### TASK MATERIAL:

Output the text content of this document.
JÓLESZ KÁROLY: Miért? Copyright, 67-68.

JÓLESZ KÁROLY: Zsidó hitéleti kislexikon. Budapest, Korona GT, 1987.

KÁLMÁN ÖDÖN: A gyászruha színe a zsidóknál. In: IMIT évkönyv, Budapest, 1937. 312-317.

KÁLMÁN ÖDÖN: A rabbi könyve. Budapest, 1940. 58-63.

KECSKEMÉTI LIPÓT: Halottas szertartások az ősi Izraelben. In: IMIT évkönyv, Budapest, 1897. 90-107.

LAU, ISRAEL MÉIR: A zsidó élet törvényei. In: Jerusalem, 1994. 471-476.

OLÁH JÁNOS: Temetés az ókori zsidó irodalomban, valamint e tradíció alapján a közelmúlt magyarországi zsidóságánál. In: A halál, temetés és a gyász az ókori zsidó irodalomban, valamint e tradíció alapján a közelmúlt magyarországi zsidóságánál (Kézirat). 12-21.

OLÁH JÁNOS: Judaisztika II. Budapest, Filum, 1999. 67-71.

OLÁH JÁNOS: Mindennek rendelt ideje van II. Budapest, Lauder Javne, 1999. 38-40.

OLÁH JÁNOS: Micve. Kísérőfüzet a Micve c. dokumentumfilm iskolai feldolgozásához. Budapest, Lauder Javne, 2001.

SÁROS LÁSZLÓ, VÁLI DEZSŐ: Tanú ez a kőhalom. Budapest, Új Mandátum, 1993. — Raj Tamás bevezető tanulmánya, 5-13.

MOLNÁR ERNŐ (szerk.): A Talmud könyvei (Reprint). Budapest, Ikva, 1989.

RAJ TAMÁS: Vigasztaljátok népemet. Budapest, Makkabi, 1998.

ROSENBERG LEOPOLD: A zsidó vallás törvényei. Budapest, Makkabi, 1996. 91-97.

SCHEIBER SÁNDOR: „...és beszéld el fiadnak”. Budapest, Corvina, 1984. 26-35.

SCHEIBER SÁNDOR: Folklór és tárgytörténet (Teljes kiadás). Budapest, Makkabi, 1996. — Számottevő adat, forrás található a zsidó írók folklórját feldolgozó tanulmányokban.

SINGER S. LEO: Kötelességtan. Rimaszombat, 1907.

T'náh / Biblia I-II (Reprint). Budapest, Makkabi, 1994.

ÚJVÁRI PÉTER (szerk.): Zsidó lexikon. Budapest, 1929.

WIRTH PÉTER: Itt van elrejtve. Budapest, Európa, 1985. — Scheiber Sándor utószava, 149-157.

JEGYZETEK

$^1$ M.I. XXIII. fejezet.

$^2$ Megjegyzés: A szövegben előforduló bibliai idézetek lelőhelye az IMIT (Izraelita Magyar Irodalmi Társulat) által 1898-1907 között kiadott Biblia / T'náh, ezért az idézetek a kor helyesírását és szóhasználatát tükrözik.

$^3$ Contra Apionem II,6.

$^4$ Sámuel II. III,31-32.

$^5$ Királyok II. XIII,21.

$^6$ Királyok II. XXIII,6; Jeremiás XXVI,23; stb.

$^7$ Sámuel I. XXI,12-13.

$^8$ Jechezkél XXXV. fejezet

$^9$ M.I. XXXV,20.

### YOUR GOAL:
Output the records verbatim, from the first line to the last.

### OUTPUT FOR THIS TASK:
Output the text content of this document.
JÓLESZ KÁROLY: Miért? Copyright, 67-68.

JÓLESZ KÁROLY: Zsidó hitéleti kislexikon. Budapest, Korona GT, 1987.

KÁLMÁN ÖDÖN: A gyászruha színe a zsidóknál. In: IMIT évkönyv, Budapest, 1937. 312-317.

KÁLMÁN ÖDÖN: A rabbi könyve. Budapest, 1940. 58-63.

KECSKEMÉTI LIPÓT: Halottas szertartások az ősi Izraelben. In: IMIT évkönyv, Budapest, 1897. 90-107.

LAU, ISRAEL MÉIR: A zsidó élet törvényei. In: Jerusalem, 1994. 471-476.

OLÁH JÁNOS: Temetés az ókori zsidó irodalomban, valamint e tradíció alapján a közelmúlt magyarországi zsidóságánál. In: A halál, temetés és a gyász az ókori zsidó irodalomban, valamint e tradíció alapján a közelmúlt magyarországi zsidóságánál (Kézirat). 12-21.

OLÁH JÁNOS: Judaisztika II. Budapest, Filum, 1999. 67-71.

OLÁH JÁNOS: Mindennek rendelt ideje van II. Budapest, Lauder Javne, 1999. 38-40.

OLÁH JÁNOS: Micve. Kísérőfüzet a Micve c. dokumentumfilm iskolai feldolgozásához. Budapest, Lauder Javne, 2001.

SÁROS LÁSZLÓ, VÁLI DEZSŐ: Tanú ez a kőhalom. Budapest, Új Mandátum, 1993. — Raj Tamás bevezető tanulmánya, 5-13.

MOLNÁR ERNŐ (szerk.): A Talmud könyvei (Reprint). Budapest, Ikva, 1989.

RAJ TAMÁS: Vigasztaljátok népemet. Budapest, Makkabi, 1998.

ROSENBERG LEOPOLD: A zsidó vallás törvényei. Budapest, Makkabi, 1996. 91-97.

SCHEIBER SÁNDOR: „...és beszéld el fiadnak”. Budapest, Corvina, 1984. 26-35.

SCHEIBER SÁNDOR: Folklór és tárgytörténet (Teljes kiadás). Budapest, Makkabi, 1996. — Számottevő adat, forrás található a zsidó írók folklórját feldolgozó tanulmányokban.

SINGER S. LEO: Kötelességtan. Rimaszombat, 1907.

T'náh / Biblia I-II (Reprint). Budapest, Makkabi, 1994.

ÚJVÁRI PÉTER (szerk.): Zsidó lexikon. Budapest, 1929.

WIRTH PÉTER: Itt van elrejtve. Budapest, Európa, 1985. — Scheiber Sándor utószava, 149-157.

JEGYZETEK

$^1$ M.I. XXIII. fejezet.

$^2$ Megjegyzés: A szövegben előforduló bibliai idézetek lelőhelye az IMIT (Izraelita Magyar Irodalmi Társulat) által 1898-1907 között kiadott Biblia / T'náh, ezért az idézetek a kor helyesírását és szóhasználatát tükrözik.

$^3$ Contra Apionem II,6.

$^4$ Sámuel II. III,31-32.

$^5$ Királyok II. XIII,21.

$^6$ Királyok II. XXIII,6; Jeremiás XXVI,23; stb.

$^7$ Sámuel I. XXI,12-13.

$^8$ Jechezkél XXXV. fejezet

$^9$ M.I. XXXV,20.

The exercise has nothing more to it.